▶ SOURCE DATA
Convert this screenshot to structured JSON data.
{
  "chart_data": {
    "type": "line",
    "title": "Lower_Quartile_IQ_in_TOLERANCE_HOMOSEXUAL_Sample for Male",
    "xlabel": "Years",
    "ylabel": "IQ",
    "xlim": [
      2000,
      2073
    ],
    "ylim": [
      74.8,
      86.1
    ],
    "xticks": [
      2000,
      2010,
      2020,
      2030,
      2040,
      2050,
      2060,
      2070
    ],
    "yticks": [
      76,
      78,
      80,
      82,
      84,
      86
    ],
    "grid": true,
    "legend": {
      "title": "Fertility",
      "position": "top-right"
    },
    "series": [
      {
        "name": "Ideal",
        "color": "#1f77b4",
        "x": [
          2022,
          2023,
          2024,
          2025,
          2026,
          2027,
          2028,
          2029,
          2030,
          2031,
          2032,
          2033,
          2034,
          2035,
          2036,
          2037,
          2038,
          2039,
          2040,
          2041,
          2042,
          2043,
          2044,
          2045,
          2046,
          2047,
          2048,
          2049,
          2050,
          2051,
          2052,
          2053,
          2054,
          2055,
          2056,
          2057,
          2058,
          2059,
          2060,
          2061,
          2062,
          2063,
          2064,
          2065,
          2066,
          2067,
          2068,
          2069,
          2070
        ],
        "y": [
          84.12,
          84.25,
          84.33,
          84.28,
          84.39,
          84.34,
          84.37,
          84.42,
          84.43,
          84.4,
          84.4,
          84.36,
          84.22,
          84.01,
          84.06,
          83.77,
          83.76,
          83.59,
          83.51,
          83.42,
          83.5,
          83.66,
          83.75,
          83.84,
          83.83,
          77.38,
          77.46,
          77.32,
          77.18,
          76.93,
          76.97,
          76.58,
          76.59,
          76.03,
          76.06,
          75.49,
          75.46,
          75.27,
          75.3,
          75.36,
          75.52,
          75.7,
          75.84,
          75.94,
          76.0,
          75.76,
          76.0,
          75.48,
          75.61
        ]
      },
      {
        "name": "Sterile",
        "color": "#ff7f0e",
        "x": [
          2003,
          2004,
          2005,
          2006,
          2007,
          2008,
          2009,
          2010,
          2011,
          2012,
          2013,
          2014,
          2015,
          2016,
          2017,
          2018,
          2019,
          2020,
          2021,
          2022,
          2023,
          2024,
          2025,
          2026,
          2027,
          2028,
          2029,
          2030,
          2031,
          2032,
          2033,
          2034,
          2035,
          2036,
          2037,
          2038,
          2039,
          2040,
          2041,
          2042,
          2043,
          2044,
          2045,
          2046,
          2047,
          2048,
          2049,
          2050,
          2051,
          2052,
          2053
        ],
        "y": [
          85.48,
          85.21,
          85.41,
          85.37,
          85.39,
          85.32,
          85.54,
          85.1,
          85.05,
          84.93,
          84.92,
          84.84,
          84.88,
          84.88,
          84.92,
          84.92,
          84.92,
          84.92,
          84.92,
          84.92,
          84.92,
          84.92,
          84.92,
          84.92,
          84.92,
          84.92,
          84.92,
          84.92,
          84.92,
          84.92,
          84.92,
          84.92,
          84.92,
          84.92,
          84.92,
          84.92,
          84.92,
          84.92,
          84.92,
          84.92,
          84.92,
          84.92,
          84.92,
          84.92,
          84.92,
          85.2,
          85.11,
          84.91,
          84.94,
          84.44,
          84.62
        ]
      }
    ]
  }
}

▶ CHALLENGE
Write out the material exactly as given.

▶ EXERCISE RESULT
Convert this screenshot to structured JSON data.
{
  "chart_data": {
    "type": "line",
    "title": "Lower_Quartile_IQ_in_TOLERANCE_HOMOSEXUAL_Sample for Male",
    "xlabel": "Years",
    "ylabel": "IQ",
    "xlim": [
      2000,
      2073
    ],
    "ylim": [
      74.8,
      86.1
    ],
    "xticks": [
      2000,
      2010,
      2020,
      2030,
      2040,
      2050,
      2060,
      2070
    ],
    "yticks": [
      76,
      78,
      80,
      82,
      84,
      86
    ],
    "grid": true,
    "legend": {
      "title": "Fertility",
      "position": "top-right"
    },
    "series": [
      {
        "name": "Ideal",
        "color": "#1f77b4",
        "x": [
          2022,
          2023,
          2024,
          2025,
          2026,
          2027,
          2028,
          2029,
          2030,
          2031,
          2032,
          2033,
          2034,
          2035,
          2036,
          2037,
          2038,
          2039,
          2040,
          2041,
          2042,
          2043,
          2044,
          2045,
          2046,
          2047,
          2048,
          2049,
          2050,
          2051,
          2052,
          2053,
          2054,
          2055,
          2056,
          2057,
          2058,
          2059,
          2060,
          2061,
          2062,
          2063,
          2064,
          2065,
          2066,
          2067,
          2068,
          2069,
          2070
        ],
        "y": [
          84.12,
          84.25,
          84.33,
          84.28,
          84.39,
          84.34,
          84.37,
          84.42,
          84.43,
          84.4,
          84.4,
          84.36,
          84.22,
          84.01,
          84.06,
          83.77,
          83.76,
          83.59,
          83.51,
          83.42,
          83.5,
          83.66,
          83.75,
          83.84,
          83.83,
          77.38,
          77.46,
          77.32,
          77.18,
          76.93,
          76.97,
          76.58,
          76.59,
          76.03,
          76.06,
          75.49,
          75.46,
          75.27,
          75.3,
          75.36,
          75.52,
          75.7,
          75.84,
          75.94,
          76.0,
          75.76,
          76.0,
          75.48,
          75.61
        ]
      },
      {
        "name": "Sterile",
        "color": "#ff7f0e",
        "x": [
          2003,
          2004,
          2005,
          2006,
          2007,
          2008,
          2009,
          2010,
          2011,
          2012,
          2013,
          2014,
          2015,
          2016,
          2017,
          2018,
          2019,
          2020,
          2021,
          2022,
          2023,
          2024,
          2025,
          2026,
          2027,
          2028,
          2029,
          2030,
          2031,
          2032,
          2033,
          2034,
          2035,
          2036,
          2037,
          2038,
          2039,
          2040,
          2041,
          2042,
          2043,
          2044,
          2045,
          2046,
          2047,
          2048,
          2049,
          2050,
          2051,
          2052,
          2053
        ],
        "y": [
          85.48,
          85.21,
          85.41,
          85.37,
          85.39,
          85.32,
          85.54,
          85.1,
          85.05,
          84.93,
          84.92,
          84.84,
          84.88,
          84.88,
          84.92,
          84.92,
          84.92,
          84.92,
          84.92,
          84.92,
          84.92,
          84.92,
          84.92,
          84.92,
          84.92,
          84.92,
          84.92,
          84.92,
          84.92,
          84.92,
          84.92,
          84.92,
          84.92,
          84.92,
          84.92,
          84.92,
          84.92,
          84.92,
          84.92,
          84.92,
          84.92,
          84.92,
          84.92,
          84.92,
          84.92,
          85.2,
          85.11,
          84.91,
          84.94,
          84.44,
          84.62
        ]
      }
    ]
  }
}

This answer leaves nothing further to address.